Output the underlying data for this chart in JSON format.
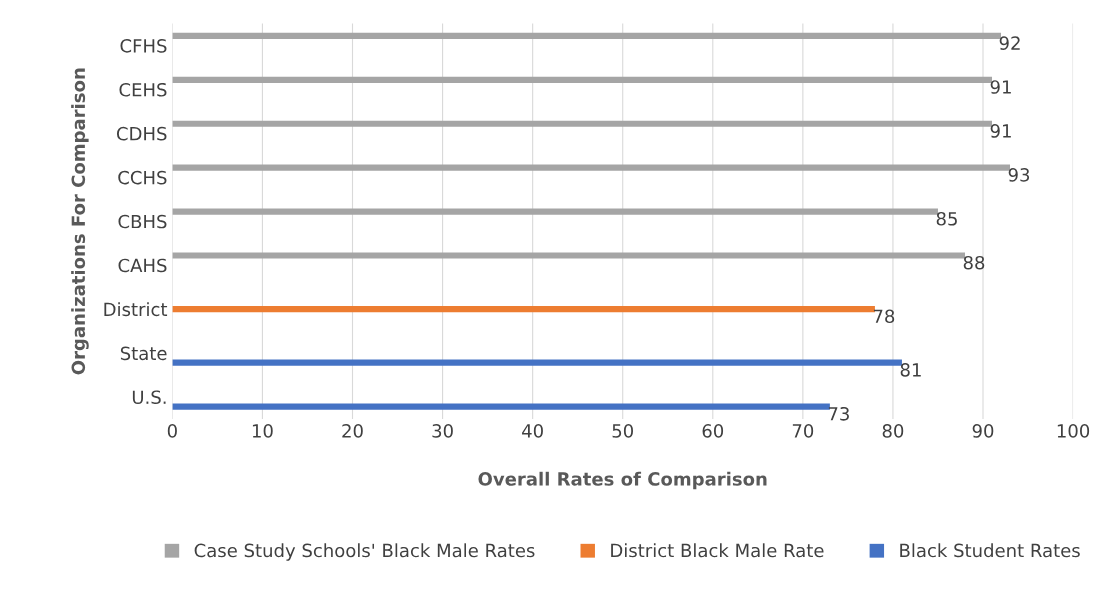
{
  "chart_data": {
    "type": "bar",
    "orientation": "horizontal",
    "xlabel": "Overall Rates of Comparison",
    "ylabel": "Organizations For Comparison",
    "categories": [
      "CFHS",
      "CEHS",
      "CDHS",
      "CCHS",
      "CBHS",
      "CAHS",
      "District",
      "State",
      "U.S."
    ],
    "series": [
      {
        "name": "Case Study Schools' Black Male Rates",
        "color": "#a5a5a5",
        "values": [
          92,
          91,
          91,
          93,
          85,
          88,
          null,
          null,
          null
        ],
        "value_labels": [
          "92",
          "91",
          "91",
          "93",
          "85",
          "88",
          null,
          null,
          null
        ]
      },
      {
        "name": "District Black Male Rate",
        "color": "#ed7d31",
        "values": [
          null,
          null,
          null,
          null,
          null,
          null,
          78,
          null,
          null
        ],
        "value_labels": [
          null,
          null,
          null,
          null,
          null,
          null,
          "78",
          null,
          null
        ]
      },
      {
        "name": "Black Student Rates",
        "color": "#4472c4",
        "values": [
          null,
          null,
          null,
          null,
          null,
          null,
          null,
          81,
          73
        ],
        "value_labels": [
          null,
          null,
          null,
          null,
          null,
          null,
          null,
          "81",
          "73"
        ]
      }
    ],
    "xlim": [
      0,
      100
    ],
    "xticks": [
      0,
      10,
      20,
      30,
      40,
      50,
      60,
      70,
      80,
      90,
      100
    ],
    "grid": "x",
    "legend": "bottom"
  }
}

------------------------------

AIM OF THE EXERCISE:
Out of the records, collect only those lines that contain the string "District".

THE COMPLETED TASK:
      "District",
        "name": "District Black Male Rate",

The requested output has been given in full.